- The task -
Reproduce all the material exactly, minus any pictures it holds.

━━━━━ Listed entries ━━━━━

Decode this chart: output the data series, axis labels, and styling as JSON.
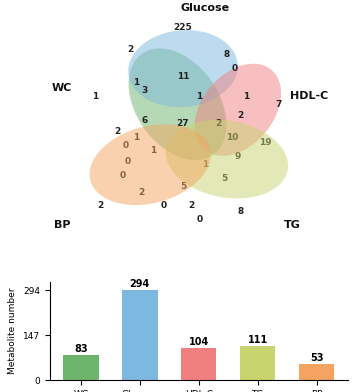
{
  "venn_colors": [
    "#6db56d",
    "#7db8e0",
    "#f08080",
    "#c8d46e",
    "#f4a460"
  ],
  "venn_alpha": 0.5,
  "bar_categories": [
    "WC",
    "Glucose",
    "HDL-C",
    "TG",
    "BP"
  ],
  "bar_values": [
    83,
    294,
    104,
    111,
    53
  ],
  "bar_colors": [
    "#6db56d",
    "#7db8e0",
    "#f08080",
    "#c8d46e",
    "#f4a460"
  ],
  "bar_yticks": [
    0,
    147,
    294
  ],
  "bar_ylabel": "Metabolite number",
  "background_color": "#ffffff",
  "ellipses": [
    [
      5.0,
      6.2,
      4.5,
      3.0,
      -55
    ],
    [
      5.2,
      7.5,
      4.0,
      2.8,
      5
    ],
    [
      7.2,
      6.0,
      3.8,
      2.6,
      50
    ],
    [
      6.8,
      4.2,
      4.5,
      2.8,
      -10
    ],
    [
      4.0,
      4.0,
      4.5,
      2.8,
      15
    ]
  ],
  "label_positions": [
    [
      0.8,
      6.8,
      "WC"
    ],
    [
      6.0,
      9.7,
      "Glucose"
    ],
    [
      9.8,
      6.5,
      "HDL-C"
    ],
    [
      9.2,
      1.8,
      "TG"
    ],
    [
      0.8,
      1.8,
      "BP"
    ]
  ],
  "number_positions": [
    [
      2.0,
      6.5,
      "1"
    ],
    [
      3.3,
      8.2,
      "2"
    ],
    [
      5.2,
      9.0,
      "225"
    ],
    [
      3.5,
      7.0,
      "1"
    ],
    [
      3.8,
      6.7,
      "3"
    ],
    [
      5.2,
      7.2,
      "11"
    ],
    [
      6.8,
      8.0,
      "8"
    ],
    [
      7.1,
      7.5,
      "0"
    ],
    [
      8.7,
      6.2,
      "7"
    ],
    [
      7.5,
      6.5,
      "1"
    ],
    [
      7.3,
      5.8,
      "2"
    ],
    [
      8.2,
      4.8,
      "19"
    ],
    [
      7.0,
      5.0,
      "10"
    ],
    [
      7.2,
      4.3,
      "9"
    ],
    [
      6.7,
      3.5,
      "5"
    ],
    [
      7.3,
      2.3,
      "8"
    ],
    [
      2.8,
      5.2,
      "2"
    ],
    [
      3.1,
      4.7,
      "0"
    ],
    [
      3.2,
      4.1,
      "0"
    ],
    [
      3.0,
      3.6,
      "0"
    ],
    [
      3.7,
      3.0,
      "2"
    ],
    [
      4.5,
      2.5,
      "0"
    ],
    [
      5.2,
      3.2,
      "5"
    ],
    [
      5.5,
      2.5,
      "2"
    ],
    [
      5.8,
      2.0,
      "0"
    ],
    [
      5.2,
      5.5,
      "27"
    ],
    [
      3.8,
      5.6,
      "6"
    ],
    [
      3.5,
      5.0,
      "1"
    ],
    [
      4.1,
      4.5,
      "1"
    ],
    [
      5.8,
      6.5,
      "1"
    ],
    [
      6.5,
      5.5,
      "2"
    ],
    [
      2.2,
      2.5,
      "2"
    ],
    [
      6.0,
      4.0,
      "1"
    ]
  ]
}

━━━━━

- Output of the task -
Decode this chart: output the data series, axis labels, and styling as JSON.
{
  "venn_colors": [
    "#6db56d",
    "#7db8e0",
    "#f08080",
    "#c8d46e",
    "#f4a460"
  ],
  "venn_alpha": 0.5,
  "bar_categories": [
    "WC",
    "Glucose",
    "HDL-C",
    "TG",
    "BP"
  ],
  "bar_values": [
    83,
    294,
    104,
    111,
    53
  ],
  "bar_colors": [
    "#6db56d",
    "#7db8e0",
    "#f08080",
    "#c8d46e",
    "#f4a460"
  ],
  "bar_yticks": [
    0,
    147,
    294
  ],
  "bar_ylabel": "Metabolite number",
  "background_color": "#ffffff",
  "ellipses": [
    [
      5.0,
      6.2,
      4.5,
      3.0,
      -55
    ],
    [
      5.2,
      7.5,
      4.0,
      2.8,
      5
    ],
    [
      7.2,
      6.0,
      3.8,
      2.6,
      50
    ],
    [
      6.8,
      4.2,
      4.5,
      2.8,
      -10
    ],
    [
      4.0,
      4.0,
      4.5,
      2.8,
      15
    ]
  ],
  "label_positions": [
    [
      0.8,
      6.8,
      "WC"
    ],
    [
      6.0,
      9.7,
      "Glucose"
    ],
    [
      9.8,
      6.5,
      "HDL-C"
    ],
    [
      9.2,
      1.8,
      "TG"
    ],
    [
      0.8,
      1.8,
      "BP"
    ]
  ],
  "number_positions": [
    [
      2.0,
      6.5,
      "1"
    ],
    [
      3.3,
      8.2,
      "2"
    ],
    [
      5.2,
      9.0,
      "225"
    ],
    [
      3.5,
      7.0,
      "1"
    ],
    [
      3.8,
      6.7,
      "3"
    ],
    [
      5.2,
      7.2,
      "11"
    ],
    [
      6.8,
      8.0,
      "8"
    ],
    [
      7.1,
      7.5,
      "0"
    ],
    [
      8.7,
      6.2,
      "7"
    ],
    [
      7.5,
      6.5,
      "1"
    ],
    [
      7.3,
      5.8,
      "2"
    ],
    [
      8.2,
      4.8,
      "19"
    ],
    [
      7.0,
      5.0,
      "10"
    ],
    [
      7.2,
      4.3,
      "9"
    ],
    [
      6.7,
      3.5,
      "5"
    ],
    [
      7.3,
      2.3,
      "8"
    ],
    [
      2.8,
      5.2,
      "2"
    ],
    [
      3.1,
      4.7,
      "0"
    ],
    [
      3.2,
      4.1,
      "0"
    ],
    [
      3.0,
      3.6,
      "0"
    ],
    [
      3.7,
      3.0,
      "2"
    ],
    [
      4.5,
      2.5,
      "0"
    ],
    [
      5.2,
      3.2,
      "5"
    ],
    [
      5.5,
      2.5,
      "2"
    ],
    [
      5.8,
      2.0,
      "0"
    ],
    [
      5.2,
      5.5,
      "27"
    ],
    [
      3.8,
      5.6,
      "6"
    ],
    [
      3.5,
      5.0,
      "1"
    ],
    [
      4.1,
      4.5,
      "1"
    ],
    [
      5.8,
      6.5,
      "1"
    ],
    [
      6.5,
      5.5,
      "2"
    ],
    [
      2.2,
      2.5,
      "2"
    ],
    [
      6.0,
      4.0,
      "1"
    ]
  ]
}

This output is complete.